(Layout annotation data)
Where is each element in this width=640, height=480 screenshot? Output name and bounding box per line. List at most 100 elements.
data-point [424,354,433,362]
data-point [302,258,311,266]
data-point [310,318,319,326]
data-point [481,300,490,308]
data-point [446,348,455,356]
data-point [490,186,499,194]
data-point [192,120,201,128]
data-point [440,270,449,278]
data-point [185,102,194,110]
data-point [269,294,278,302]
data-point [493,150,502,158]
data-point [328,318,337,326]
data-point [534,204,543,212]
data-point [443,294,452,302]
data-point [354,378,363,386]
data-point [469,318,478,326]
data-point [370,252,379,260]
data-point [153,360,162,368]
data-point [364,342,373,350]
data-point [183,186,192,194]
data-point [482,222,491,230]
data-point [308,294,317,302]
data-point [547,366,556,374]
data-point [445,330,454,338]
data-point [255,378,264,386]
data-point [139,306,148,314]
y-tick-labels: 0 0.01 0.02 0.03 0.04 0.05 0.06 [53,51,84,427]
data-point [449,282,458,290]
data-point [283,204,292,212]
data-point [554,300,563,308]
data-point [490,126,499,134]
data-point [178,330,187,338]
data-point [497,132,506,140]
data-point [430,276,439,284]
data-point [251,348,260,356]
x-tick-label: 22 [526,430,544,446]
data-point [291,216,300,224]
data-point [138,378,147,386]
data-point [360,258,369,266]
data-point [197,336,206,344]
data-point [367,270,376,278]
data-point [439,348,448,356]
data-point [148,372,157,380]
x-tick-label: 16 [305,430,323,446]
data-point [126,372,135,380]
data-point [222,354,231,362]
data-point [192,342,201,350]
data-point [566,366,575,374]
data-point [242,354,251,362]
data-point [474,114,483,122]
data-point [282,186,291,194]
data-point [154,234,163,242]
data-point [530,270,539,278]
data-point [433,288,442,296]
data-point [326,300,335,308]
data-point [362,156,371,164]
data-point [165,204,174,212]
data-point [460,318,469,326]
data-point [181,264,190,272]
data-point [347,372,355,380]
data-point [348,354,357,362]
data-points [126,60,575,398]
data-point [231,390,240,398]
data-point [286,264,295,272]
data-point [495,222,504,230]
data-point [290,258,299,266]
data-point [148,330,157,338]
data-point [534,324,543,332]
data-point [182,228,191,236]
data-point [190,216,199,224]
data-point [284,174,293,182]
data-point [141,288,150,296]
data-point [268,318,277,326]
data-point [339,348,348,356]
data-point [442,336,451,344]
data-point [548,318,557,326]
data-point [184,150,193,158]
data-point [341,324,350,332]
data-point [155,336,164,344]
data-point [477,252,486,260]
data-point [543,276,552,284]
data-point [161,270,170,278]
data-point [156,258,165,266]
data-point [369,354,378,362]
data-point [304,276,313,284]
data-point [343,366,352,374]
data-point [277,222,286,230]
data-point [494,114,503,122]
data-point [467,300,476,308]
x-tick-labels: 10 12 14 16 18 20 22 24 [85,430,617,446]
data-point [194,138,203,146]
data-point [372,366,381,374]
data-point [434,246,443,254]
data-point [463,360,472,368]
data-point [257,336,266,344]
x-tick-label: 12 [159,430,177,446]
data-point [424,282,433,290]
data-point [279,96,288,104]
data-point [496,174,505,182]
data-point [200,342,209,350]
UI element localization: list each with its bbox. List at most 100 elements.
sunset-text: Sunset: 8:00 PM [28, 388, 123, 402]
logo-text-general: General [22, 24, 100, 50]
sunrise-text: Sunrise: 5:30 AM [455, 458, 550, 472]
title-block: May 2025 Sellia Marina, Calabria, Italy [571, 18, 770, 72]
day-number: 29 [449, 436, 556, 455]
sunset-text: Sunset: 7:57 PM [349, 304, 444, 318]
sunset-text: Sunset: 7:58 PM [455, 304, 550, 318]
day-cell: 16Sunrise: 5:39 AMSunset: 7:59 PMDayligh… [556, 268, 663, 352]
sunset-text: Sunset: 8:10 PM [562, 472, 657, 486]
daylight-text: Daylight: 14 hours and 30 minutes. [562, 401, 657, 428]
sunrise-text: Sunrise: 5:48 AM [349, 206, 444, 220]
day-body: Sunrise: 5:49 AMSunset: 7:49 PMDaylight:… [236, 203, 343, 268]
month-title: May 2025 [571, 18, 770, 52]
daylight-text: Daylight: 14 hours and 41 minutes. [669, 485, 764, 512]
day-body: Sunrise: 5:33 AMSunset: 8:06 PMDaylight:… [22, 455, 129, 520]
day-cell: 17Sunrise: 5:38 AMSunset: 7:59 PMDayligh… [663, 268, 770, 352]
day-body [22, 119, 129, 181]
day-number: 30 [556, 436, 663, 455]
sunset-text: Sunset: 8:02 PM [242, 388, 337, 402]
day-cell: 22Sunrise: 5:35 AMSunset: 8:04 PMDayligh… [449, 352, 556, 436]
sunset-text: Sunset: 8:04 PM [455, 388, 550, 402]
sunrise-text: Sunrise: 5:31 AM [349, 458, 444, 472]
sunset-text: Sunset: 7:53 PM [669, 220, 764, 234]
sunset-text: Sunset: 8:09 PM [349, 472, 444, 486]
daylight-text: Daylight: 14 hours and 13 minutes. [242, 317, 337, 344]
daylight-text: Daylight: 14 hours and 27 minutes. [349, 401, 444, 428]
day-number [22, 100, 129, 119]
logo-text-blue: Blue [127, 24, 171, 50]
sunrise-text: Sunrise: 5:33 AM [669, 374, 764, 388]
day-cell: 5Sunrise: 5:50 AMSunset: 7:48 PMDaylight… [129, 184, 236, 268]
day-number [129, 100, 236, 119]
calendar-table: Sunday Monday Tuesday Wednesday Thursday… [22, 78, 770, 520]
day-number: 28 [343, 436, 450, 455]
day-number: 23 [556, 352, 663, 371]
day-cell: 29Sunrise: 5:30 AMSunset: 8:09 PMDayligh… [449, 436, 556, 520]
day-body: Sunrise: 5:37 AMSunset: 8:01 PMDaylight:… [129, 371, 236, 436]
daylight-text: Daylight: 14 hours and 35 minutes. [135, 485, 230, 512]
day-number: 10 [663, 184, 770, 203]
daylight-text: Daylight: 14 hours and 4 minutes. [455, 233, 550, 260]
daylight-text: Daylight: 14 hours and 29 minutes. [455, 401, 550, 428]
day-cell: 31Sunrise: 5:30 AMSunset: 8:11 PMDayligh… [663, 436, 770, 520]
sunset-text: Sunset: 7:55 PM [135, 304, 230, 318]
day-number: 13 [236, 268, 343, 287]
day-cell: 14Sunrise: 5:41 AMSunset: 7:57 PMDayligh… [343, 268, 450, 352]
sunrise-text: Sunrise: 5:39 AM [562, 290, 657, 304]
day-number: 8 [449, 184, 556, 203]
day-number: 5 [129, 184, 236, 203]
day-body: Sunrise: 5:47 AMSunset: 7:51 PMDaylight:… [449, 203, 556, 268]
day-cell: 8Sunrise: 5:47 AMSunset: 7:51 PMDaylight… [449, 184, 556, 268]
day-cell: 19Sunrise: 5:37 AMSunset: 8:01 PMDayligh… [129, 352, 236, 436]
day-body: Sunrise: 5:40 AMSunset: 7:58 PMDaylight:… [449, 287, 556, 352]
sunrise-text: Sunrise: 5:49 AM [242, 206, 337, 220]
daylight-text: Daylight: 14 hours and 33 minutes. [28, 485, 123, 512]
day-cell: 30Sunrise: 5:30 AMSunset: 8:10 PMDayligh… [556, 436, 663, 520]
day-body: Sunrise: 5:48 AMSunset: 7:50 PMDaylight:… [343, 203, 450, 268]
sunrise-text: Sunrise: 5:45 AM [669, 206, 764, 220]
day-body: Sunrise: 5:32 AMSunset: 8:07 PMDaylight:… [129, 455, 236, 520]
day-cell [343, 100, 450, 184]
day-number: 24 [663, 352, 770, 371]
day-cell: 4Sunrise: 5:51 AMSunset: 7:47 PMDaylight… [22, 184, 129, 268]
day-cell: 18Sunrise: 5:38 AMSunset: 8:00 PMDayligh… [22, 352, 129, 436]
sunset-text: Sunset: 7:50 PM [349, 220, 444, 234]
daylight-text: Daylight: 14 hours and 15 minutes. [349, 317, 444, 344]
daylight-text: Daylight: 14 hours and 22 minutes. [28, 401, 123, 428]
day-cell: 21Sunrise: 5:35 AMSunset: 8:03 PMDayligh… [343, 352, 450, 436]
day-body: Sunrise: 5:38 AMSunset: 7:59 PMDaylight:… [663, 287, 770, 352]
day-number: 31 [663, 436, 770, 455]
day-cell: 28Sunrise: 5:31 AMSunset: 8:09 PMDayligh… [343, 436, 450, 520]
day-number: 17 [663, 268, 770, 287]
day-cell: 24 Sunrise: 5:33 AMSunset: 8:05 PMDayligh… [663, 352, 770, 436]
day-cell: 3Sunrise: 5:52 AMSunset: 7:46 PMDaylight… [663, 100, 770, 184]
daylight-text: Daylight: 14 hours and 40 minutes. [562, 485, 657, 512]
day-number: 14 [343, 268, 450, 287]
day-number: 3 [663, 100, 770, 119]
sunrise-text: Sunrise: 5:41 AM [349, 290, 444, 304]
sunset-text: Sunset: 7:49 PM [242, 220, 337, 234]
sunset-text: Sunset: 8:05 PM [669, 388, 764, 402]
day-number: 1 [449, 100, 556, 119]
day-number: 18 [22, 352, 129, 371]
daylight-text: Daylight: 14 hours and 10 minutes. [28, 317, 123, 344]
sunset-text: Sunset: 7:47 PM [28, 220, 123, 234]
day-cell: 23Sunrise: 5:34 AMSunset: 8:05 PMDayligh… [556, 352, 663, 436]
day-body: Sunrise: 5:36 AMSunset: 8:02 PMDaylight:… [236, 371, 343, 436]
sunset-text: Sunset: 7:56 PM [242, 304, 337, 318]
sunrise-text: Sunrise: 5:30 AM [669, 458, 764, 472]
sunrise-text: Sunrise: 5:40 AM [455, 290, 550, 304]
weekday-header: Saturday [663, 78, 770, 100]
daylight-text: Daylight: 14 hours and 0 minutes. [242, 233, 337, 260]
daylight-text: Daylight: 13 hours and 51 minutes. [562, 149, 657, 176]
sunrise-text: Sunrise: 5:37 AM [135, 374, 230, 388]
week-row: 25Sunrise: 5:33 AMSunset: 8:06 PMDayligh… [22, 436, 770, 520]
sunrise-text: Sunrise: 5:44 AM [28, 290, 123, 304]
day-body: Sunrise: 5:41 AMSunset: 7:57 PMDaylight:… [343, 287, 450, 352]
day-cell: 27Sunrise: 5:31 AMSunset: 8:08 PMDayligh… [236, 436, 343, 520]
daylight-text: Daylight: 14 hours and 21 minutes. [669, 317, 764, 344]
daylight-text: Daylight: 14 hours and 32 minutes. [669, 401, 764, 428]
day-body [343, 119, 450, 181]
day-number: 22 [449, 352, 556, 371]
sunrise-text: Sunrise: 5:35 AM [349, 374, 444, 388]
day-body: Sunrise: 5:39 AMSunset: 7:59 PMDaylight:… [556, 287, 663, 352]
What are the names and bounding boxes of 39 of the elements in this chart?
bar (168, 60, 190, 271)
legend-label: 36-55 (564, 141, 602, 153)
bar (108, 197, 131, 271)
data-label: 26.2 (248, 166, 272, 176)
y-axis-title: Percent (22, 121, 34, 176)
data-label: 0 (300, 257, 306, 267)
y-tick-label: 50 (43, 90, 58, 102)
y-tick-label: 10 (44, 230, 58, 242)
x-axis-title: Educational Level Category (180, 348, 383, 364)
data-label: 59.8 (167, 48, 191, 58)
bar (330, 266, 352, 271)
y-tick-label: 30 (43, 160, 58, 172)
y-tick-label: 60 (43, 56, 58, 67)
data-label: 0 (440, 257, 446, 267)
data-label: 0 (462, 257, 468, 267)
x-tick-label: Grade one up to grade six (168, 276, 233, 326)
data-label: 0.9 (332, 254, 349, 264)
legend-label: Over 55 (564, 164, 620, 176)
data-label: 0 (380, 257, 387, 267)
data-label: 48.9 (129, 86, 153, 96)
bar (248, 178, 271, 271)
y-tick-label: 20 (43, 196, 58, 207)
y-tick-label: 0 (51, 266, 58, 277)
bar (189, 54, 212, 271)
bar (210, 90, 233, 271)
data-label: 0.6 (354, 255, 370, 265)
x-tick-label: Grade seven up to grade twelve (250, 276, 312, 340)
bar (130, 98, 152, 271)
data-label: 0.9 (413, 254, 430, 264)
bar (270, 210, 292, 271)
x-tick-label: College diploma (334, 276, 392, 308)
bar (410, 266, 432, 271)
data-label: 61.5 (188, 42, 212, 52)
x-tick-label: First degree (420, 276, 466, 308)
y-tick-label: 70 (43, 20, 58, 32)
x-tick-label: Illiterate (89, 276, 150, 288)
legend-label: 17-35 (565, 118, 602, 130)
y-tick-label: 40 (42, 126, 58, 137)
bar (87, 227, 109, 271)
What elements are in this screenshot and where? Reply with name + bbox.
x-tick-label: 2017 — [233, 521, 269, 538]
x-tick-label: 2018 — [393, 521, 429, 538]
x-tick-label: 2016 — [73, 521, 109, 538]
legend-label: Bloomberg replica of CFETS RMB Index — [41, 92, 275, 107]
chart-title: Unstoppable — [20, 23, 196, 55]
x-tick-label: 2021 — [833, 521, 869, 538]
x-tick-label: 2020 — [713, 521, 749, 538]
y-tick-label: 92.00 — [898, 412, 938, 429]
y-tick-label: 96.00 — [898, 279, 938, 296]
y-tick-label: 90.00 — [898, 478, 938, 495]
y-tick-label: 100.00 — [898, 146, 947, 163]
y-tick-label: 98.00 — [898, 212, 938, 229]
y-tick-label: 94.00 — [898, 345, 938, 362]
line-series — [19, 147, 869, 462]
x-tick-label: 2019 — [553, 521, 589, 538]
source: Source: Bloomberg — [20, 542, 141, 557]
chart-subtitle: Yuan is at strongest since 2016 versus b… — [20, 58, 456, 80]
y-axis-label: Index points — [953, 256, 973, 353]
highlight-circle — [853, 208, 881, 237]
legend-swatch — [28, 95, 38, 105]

Aim of the task: Which rows above contain the string "line" with matching case? Return each of those rows in full.

Result:
Where is each element in this width=640, height=480 screenshot? Output name and bounding box per line. List at most 100 elements.
line-series — [19, 147, 869, 462]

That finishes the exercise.